Objective:
In the comment thread on the Anglican Covenant, what does the final comment say orthodox provinces can give across provincial boundaries without the covenant?

### Given passage

4 comments on “(Center Aisle) Speakers Divided on Anglican Covenant

  1. William Witt says:

    [blockquote]preserve a mythical ‘biblical Anglicanism’ that never was.”[/blockquote]
    That whirring sound you’re hearing is coming from Anglican Divines from Thomas Cranmer, John Jewel, Richard Hooker, and countless others, right up through Archbishops William Temple and Michael Ramsey, spinning so rapidly in their graves that significant Richter scale readings are being noted throughout England.

  2. William Witt says:

    BTW, there is a direct correlation between Diemlel’s implicit ecclesiology and the charges being brought against the nine bishops. When the church no longer answers to biblical authority, and the convictions of fellow Christians throughout the world and the historical interpretations of canon law don’t mean anything either, then sheer power and intimidation is all that’s left. And the desire to exercise it becomes more and more tempting as every disagreement has no other means of settlement, and there is no way of distinguishing between primary and secondary disagreements. Every difference becomes a political struggle with winner takes all, and no one else left standing.

  3. c.r.seitz says:

    I like the way Diemel so carefully deals in facts.

  4. MichaelA says:

    This is short-sighted of the liberals. The covenant was as much a means of protecting them as of disciplining them.

    Without the covenant, orthodox provinces are free to combine and take action as they see fit. In particular, they can give endorsements and alternative oversight ti dissident elements across provincial boundaries.

######
### Dataset content

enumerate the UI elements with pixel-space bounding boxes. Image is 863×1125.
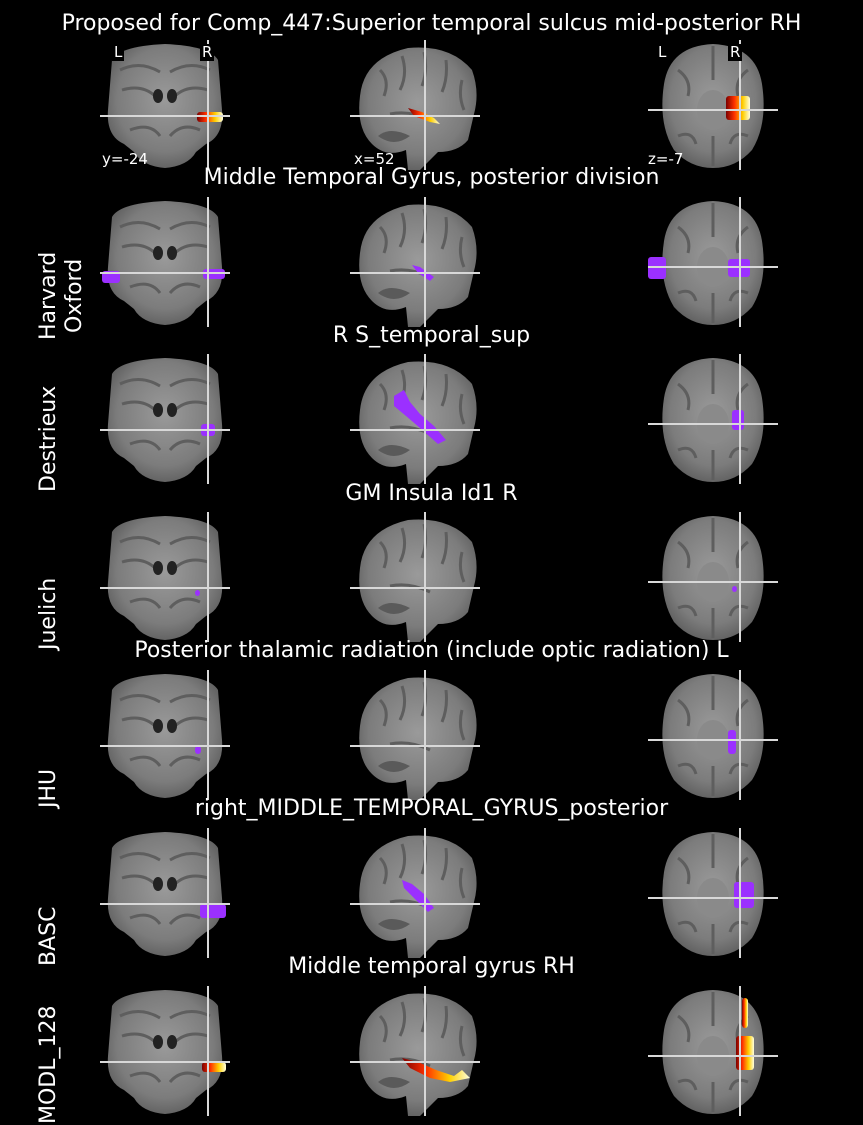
row-title: Posterior thalamic radiation (include op… bbox=[134, 638, 729, 663]
row-label: Destrieux bbox=[36, 385, 61, 492]
row-title: Middle Temporal Gyrus, posterior divisio… bbox=[203, 165, 660, 190]
sulci bbox=[119, 536, 211, 610]
coronal-atlas-region bbox=[195, 746, 201, 754]
orient-left: L bbox=[656, 43, 669, 61]
row-title: GM Insula Id1 R bbox=[345, 481, 518, 506]
axial-view bbox=[648, 986, 778, 1116]
temporal-pole bbox=[378, 288, 410, 299]
brain-slice bbox=[107, 832, 223, 956]
sulci bbox=[677, 992, 749, 1112]
coord-y: y=-24 bbox=[102, 150, 148, 168]
ventricle bbox=[153, 561, 163, 575]
sulci bbox=[119, 378, 211, 452]
coronal-view bbox=[100, 670, 230, 800]
temporal-pole bbox=[378, 919, 410, 930]
temporal-pole bbox=[378, 761, 410, 772]
sagittal-view bbox=[350, 512, 480, 642]
ventricle bbox=[153, 1035, 163, 1049]
coronal-atlas-region bbox=[195, 590, 200, 596]
sulci bbox=[677, 46, 749, 166]
coronal-view bbox=[100, 828, 230, 958]
orient-right: R bbox=[728, 43, 743, 61]
row-title: R S_temporal_sup bbox=[332, 323, 531, 348]
row-label: MODL_128 bbox=[36, 1005, 61, 1125]
sagittal-activation-blob bbox=[402, 1058, 470, 1082]
ventricle bbox=[167, 89, 177, 103]
temporal-pole bbox=[378, 131, 410, 142]
axial-activation-blob bbox=[726, 96, 750, 120]
brain-slice bbox=[359, 204, 477, 327]
brain-slice bbox=[107, 44, 223, 168]
main-title: Proposed for Comp_447:Superior temporal … bbox=[61, 11, 802, 36]
coronal-atlas-region bbox=[200, 904, 226, 918]
coronal-view bbox=[100, 354, 230, 484]
sulci bbox=[119, 852, 211, 926]
sulci bbox=[677, 518, 749, 638]
sulci bbox=[677, 834, 749, 954]
brain-slice bbox=[107, 674, 223, 798]
brain-slice bbox=[107, 990, 223, 1114]
axial-view bbox=[648, 40, 778, 170]
axial-activation-blob bbox=[742, 998, 748, 1028]
coronal-view bbox=[100, 197, 230, 327]
coronal-activation-blob bbox=[202, 1062, 226, 1072]
axial-view bbox=[648, 828, 778, 958]
ventricle bbox=[167, 246, 177, 260]
sulci bbox=[677, 360, 749, 480]
ventricle bbox=[153, 719, 163, 733]
sulci bbox=[119, 64, 211, 138]
sagittal-view bbox=[350, 354, 480, 484]
sagittal-view bbox=[350, 828, 480, 958]
temporal-pole bbox=[378, 603, 410, 614]
brain-slice bbox=[359, 677, 477, 800]
orient-right: R bbox=[200, 43, 215, 61]
ventricle bbox=[167, 561, 177, 575]
axial-atlas-region bbox=[732, 586, 737, 592]
ventricle bbox=[167, 877, 177, 891]
ventricle bbox=[153, 246, 163, 260]
coronal-view bbox=[100, 986, 230, 1116]
axial-atlas-region bbox=[734, 882, 754, 908]
coronal-view bbox=[100, 40, 230, 170]
brain-slice bbox=[359, 993, 477, 1116]
coord-z: z=-7 bbox=[648, 150, 684, 168]
ventricle bbox=[153, 89, 163, 103]
ventricle bbox=[153, 403, 163, 417]
brain-slice bbox=[107, 358, 223, 482]
sulci bbox=[677, 676, 749, 796]
coronal-view bbox=[100, 512, 230, 642]
brain-slice bbox=[107, 201, 223, 325]
ventricle bbox=[167, 719, 177, 733]
temporal-pole bbox=[378, 445, 410, 456]
temporal-pole bbox=[378, 1077, 410, 1088]
sulci bbox=[119, 221, 211, 295]
sagittal-view bbox=[350, 197, 480, 327]
sagittal-view bbox=[350, 40, 480, 170]
coord-x: x=52 bbox=[354, 150, 395, 168]
axial-atlas-region bbox=[728, 730, 736, 754]
ventricle bbox=[167, 403, 177, 417]
sagittal-view bbox=[350, 670, 480, 800]
brain-slice bbox=[107, 516, 223, 640]
sulci bbox=[119, 694, 211, 768]
row-title: right_MIDDLE_TEMPORAL_GYRUS_posterior bbox=[194, 796, 669, 821]
sulci bbox=[677, 203, 749, 323]
ventricle bbox=[153, 877, 163, 891]
axial-view bbox=[648, 197, 778, 327]
axial-atlas-region bbox=[732, 410, 744, 430]
axial-view bbox=[648, 670, 778, 800]
brain-slice bbox=[359, 519, 477, 642]
sagittal-view bbox=[350, 986, 480, 1116]
orient-left: L bbox=[112, 43, 125, 61]
axial-view bbox=[648, 354, 778, 484]
axial-view bbox=[648, 512, 778, 642]
ventricle bbox=[167, 1035, 177, 1049]
sulci bbox=[119, 1010, 211, 1084]
row-title: Middle temporal gyrus RH bbox=[288, 954, 575, 979]
axial-activation-blob bbox=[736, 1036, 754, 1070]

######

The answer:
Endorsements and alternative oversight to dissident elements.